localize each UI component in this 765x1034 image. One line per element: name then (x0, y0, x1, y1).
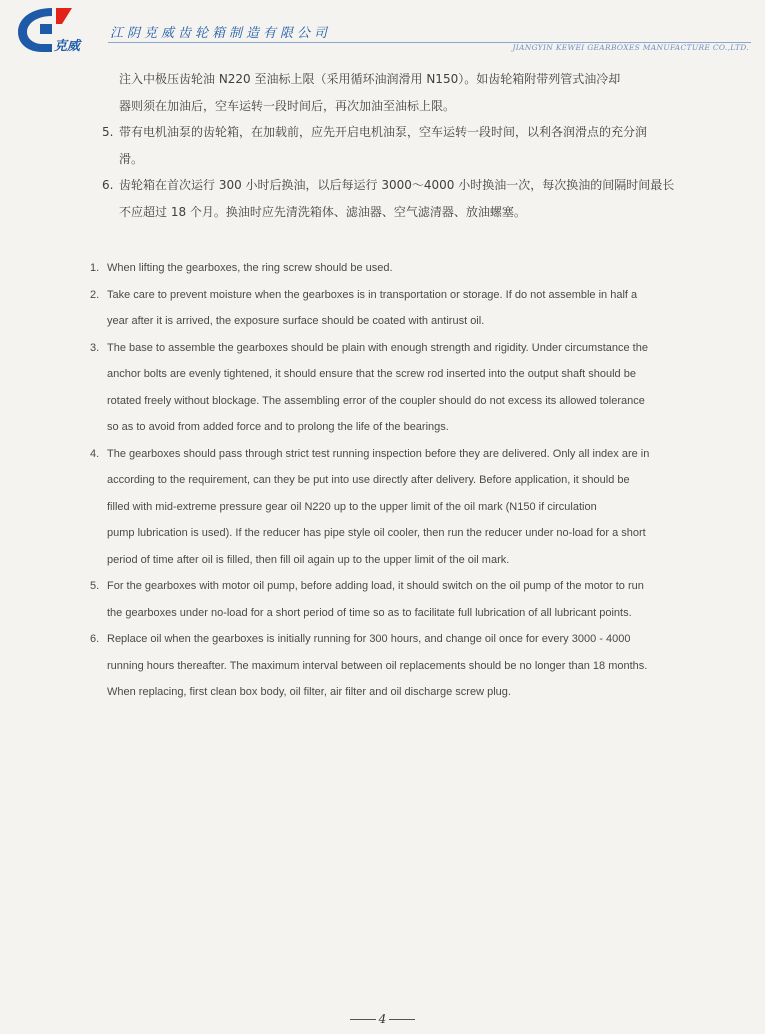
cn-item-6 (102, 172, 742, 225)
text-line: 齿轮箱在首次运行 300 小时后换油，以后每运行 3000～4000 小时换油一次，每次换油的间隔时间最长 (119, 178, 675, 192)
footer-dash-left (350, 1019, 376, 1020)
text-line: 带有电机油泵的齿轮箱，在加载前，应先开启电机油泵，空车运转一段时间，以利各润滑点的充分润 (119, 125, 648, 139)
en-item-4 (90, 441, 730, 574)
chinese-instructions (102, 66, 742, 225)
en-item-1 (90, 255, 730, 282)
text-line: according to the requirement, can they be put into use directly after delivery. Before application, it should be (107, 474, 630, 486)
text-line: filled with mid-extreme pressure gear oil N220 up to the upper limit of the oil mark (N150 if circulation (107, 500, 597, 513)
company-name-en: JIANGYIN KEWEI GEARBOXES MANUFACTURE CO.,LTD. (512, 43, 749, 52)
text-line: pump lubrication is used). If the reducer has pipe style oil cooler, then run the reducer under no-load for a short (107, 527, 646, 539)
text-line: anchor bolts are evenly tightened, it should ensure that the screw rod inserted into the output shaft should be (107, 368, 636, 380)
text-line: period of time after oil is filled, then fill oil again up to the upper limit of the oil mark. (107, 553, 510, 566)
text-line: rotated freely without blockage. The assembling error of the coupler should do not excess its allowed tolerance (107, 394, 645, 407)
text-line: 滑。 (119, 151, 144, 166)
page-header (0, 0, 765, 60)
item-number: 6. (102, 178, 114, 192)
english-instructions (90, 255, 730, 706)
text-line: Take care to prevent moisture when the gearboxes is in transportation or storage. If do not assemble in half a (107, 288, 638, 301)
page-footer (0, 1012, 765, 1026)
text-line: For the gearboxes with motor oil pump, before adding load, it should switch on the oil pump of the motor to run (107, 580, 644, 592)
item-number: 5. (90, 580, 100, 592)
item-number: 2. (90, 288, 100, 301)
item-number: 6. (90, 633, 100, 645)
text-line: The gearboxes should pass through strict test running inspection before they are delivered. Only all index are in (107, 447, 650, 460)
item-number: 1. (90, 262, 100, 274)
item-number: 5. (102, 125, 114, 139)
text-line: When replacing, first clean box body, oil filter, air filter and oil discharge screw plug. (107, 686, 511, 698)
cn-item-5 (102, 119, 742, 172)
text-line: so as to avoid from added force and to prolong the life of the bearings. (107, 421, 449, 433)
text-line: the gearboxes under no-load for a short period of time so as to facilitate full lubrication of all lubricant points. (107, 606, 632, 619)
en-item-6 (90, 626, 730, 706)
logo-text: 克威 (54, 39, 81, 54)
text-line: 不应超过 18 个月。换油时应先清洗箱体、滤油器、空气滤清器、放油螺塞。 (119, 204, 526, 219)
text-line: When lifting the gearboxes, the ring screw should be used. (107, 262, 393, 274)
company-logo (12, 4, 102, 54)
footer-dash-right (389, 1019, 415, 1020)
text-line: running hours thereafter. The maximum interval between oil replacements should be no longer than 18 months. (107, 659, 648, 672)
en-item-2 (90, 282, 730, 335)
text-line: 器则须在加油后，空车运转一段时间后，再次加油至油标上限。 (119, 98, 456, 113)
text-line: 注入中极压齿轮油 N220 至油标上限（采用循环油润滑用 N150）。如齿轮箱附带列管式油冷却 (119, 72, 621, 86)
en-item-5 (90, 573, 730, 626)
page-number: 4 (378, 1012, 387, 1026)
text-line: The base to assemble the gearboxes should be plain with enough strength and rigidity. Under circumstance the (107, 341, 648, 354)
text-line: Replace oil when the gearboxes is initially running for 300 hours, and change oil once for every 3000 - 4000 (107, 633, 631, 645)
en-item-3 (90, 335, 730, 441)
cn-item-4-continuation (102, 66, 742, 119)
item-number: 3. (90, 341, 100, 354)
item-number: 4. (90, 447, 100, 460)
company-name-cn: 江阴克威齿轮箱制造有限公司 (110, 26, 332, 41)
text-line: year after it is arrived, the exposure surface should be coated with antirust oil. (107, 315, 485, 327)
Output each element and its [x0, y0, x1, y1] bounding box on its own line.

--

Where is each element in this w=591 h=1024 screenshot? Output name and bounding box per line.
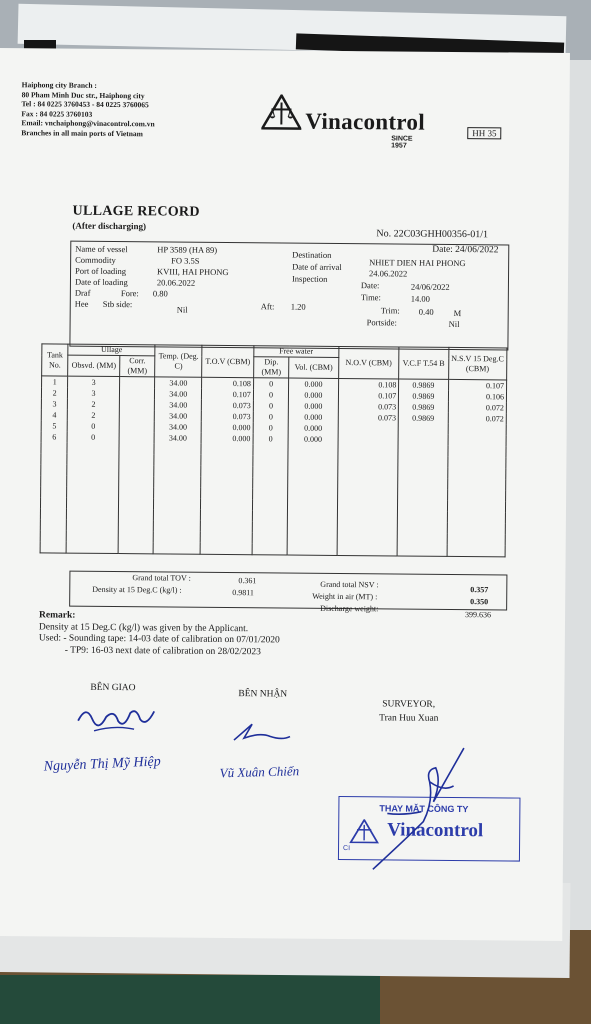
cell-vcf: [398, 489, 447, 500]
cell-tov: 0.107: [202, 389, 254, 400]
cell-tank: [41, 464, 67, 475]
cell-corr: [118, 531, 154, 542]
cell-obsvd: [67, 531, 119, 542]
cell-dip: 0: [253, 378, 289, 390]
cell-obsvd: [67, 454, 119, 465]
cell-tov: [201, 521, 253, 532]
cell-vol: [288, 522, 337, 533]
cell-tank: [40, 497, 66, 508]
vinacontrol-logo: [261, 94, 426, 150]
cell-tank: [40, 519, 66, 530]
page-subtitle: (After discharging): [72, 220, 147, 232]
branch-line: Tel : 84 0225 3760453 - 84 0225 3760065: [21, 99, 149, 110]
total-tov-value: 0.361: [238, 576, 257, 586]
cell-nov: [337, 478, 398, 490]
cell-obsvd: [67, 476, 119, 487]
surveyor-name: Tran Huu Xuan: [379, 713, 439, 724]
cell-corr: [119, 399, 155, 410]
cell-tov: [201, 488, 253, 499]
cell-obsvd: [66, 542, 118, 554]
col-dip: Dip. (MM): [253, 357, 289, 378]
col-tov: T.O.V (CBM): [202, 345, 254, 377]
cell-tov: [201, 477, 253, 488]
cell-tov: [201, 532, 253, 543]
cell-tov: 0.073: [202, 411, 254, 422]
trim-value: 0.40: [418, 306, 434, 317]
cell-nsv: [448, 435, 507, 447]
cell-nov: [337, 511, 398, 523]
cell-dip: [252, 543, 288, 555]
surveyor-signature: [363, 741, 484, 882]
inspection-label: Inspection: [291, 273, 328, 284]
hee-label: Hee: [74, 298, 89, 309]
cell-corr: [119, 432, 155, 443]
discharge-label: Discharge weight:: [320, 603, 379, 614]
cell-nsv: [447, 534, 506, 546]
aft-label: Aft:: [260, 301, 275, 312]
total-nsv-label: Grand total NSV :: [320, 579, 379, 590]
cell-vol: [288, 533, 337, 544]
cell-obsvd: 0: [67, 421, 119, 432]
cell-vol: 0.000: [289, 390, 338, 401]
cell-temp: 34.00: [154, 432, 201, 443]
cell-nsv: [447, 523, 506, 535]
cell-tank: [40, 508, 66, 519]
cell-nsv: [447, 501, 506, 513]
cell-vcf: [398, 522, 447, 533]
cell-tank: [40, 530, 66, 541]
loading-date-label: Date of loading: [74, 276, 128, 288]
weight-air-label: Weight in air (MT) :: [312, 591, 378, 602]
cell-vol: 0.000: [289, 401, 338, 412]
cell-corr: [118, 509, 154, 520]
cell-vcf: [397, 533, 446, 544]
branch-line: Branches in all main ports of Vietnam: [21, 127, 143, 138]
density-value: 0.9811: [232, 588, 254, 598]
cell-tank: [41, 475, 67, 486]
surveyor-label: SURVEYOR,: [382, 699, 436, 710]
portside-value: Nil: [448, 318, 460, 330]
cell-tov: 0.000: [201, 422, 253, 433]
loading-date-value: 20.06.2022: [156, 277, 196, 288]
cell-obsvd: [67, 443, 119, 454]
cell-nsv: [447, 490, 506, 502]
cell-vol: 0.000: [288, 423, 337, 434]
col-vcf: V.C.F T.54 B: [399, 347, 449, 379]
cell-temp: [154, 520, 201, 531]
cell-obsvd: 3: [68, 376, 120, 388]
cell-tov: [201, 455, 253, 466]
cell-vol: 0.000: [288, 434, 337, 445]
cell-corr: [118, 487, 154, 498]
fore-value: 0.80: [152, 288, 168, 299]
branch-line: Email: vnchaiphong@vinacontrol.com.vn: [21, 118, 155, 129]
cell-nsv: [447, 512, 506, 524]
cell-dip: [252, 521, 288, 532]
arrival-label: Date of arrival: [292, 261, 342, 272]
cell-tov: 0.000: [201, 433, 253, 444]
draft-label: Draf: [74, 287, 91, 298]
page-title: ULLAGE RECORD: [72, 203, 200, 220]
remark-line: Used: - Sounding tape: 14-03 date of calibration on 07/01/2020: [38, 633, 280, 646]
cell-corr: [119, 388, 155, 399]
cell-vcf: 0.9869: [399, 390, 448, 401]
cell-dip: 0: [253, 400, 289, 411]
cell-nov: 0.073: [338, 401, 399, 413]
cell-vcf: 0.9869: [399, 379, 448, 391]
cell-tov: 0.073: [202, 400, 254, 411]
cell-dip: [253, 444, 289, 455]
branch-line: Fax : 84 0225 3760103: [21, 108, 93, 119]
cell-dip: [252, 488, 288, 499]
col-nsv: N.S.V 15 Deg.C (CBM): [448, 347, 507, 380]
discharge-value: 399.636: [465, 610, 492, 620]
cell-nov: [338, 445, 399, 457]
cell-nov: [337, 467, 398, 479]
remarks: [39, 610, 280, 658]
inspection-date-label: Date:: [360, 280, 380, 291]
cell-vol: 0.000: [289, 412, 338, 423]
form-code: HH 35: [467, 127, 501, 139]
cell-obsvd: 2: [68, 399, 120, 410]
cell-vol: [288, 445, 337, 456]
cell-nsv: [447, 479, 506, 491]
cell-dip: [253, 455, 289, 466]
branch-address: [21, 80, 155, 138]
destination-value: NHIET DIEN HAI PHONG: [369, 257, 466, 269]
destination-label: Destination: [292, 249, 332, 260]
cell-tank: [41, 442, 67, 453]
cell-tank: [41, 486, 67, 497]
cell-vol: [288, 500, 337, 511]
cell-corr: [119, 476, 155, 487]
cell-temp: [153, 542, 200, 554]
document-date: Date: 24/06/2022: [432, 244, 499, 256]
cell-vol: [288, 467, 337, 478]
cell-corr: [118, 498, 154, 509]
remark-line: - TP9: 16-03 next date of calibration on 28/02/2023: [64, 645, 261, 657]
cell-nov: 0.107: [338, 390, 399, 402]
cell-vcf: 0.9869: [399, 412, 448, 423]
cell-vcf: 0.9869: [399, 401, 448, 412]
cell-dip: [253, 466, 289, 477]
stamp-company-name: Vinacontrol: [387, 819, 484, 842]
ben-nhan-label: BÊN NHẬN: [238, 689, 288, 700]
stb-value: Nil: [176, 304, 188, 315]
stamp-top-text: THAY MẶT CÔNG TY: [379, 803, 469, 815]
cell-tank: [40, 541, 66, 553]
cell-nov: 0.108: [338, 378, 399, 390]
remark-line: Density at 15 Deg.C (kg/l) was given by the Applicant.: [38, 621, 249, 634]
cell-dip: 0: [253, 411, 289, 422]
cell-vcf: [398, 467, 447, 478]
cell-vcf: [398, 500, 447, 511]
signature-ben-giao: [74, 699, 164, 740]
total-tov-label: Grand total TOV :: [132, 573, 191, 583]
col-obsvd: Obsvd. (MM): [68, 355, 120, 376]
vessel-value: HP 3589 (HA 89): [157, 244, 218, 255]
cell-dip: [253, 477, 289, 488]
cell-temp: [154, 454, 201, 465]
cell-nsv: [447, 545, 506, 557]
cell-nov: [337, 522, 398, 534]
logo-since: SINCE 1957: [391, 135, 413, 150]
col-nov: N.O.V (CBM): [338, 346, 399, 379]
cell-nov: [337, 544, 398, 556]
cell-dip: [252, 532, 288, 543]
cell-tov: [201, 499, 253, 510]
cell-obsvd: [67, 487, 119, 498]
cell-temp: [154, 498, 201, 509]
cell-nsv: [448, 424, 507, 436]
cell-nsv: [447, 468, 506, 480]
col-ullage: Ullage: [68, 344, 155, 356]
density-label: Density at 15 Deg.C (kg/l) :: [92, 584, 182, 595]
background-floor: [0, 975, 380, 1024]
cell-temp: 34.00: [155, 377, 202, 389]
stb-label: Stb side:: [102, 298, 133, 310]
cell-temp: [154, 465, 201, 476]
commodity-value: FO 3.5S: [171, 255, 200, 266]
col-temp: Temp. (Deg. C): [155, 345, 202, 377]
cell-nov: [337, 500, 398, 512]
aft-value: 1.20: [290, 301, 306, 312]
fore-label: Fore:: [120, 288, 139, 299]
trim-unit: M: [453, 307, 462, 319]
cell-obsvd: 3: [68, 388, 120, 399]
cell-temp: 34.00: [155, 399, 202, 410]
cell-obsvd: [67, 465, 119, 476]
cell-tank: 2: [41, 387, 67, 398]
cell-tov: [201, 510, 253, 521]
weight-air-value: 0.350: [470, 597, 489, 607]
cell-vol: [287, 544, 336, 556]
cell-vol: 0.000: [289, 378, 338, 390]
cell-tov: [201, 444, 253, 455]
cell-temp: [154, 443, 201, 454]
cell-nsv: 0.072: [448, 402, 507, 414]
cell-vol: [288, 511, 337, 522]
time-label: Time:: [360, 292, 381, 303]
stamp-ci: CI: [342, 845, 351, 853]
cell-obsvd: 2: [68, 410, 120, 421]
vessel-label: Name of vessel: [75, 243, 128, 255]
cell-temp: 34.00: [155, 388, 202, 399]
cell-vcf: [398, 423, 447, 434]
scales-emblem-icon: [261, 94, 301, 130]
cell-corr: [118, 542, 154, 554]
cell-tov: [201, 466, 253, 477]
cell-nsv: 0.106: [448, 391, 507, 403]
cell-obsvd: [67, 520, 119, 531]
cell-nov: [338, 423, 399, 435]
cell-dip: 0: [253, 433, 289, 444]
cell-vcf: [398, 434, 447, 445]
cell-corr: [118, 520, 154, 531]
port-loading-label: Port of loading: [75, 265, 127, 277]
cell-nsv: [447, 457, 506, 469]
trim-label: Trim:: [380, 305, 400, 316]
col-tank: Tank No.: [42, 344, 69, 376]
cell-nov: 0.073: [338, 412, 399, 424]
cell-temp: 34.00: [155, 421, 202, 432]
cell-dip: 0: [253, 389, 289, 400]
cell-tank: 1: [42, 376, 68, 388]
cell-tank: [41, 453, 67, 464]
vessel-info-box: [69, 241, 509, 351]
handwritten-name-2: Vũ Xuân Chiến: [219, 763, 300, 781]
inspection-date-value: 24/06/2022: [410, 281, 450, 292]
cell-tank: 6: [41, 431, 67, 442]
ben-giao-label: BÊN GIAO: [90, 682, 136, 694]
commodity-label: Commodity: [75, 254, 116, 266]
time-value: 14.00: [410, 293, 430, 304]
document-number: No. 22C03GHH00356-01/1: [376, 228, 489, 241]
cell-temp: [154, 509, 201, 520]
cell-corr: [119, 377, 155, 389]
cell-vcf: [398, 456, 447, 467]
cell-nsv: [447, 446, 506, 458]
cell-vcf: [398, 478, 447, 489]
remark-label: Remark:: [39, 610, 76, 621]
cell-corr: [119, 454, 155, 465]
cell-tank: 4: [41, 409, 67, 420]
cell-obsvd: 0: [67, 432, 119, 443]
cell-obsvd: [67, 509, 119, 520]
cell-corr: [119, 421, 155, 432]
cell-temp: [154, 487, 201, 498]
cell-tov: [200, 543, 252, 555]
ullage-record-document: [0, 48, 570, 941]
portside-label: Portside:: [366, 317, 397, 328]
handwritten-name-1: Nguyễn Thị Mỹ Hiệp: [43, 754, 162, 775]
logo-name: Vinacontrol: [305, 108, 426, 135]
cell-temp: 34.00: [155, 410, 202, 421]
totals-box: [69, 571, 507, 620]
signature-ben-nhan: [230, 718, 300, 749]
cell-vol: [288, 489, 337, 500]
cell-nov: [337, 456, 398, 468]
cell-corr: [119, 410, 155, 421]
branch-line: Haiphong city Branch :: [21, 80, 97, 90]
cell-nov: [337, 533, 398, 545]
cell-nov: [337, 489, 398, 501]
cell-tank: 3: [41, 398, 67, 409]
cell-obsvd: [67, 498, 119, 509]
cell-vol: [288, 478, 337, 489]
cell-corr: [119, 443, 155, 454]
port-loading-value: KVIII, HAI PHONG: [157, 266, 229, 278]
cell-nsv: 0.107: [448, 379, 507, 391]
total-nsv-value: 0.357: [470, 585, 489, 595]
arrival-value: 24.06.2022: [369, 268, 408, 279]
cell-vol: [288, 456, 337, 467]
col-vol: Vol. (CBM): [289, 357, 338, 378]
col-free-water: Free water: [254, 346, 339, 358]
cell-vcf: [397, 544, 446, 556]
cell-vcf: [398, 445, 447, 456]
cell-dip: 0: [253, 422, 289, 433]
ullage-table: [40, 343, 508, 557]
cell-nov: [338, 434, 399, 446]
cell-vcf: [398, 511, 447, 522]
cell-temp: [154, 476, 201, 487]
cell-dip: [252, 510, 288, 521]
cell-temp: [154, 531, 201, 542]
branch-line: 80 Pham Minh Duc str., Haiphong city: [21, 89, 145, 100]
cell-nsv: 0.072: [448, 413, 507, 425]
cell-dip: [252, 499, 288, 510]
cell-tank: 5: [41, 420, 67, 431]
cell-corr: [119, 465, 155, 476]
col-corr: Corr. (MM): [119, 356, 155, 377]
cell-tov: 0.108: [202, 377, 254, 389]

_EXERCISE GOAL_
State how many lines in the records above contain the string "Grand". Give only the number.

_THE SOLUTION_
2